▶ [Your task]:
Reply with one number: the count of lines in the listing that contain the string "this".

▶ [Materials provided]:
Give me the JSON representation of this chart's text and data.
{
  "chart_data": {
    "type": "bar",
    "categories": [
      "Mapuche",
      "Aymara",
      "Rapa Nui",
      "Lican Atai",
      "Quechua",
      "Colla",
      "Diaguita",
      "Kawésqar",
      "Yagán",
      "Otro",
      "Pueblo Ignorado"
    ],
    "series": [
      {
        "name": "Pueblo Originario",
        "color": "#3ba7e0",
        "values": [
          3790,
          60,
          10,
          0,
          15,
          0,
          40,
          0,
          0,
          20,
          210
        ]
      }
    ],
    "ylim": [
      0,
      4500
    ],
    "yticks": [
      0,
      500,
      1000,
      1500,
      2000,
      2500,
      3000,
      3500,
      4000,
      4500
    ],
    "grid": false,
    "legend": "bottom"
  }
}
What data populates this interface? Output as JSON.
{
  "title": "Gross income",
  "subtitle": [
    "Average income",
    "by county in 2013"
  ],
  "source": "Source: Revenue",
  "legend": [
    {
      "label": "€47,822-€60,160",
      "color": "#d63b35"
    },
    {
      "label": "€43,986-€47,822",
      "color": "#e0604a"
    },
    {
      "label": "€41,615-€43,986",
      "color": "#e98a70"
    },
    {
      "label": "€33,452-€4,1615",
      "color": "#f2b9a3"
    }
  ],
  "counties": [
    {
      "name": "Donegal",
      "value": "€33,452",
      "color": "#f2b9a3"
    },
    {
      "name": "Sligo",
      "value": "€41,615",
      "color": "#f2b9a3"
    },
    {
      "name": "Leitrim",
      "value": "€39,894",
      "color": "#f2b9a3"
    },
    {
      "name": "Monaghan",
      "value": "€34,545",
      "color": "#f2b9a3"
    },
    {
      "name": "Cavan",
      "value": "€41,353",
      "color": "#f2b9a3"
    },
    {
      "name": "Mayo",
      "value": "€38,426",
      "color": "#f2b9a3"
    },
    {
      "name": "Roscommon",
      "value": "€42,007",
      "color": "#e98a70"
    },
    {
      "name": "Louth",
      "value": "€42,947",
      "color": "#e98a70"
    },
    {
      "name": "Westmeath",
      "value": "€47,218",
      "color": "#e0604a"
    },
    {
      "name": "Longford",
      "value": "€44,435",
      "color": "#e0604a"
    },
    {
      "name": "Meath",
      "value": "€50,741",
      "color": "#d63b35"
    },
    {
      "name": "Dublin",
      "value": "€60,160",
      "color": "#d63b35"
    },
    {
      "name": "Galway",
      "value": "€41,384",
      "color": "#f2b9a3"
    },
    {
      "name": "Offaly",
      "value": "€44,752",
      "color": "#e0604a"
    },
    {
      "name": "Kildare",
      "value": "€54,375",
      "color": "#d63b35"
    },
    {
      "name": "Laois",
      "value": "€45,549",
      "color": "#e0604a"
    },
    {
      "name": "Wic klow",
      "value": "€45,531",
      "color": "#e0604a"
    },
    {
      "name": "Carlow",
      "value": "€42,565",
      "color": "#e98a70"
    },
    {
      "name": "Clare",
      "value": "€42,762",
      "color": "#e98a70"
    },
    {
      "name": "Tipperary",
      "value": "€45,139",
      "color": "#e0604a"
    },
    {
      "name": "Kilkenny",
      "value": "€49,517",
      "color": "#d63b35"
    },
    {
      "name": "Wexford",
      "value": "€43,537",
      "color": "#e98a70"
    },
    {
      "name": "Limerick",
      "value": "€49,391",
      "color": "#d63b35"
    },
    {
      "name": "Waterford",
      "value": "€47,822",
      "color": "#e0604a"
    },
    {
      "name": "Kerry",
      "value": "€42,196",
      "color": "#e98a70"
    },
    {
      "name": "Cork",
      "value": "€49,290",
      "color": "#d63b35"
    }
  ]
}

▶ [Complete response]:
2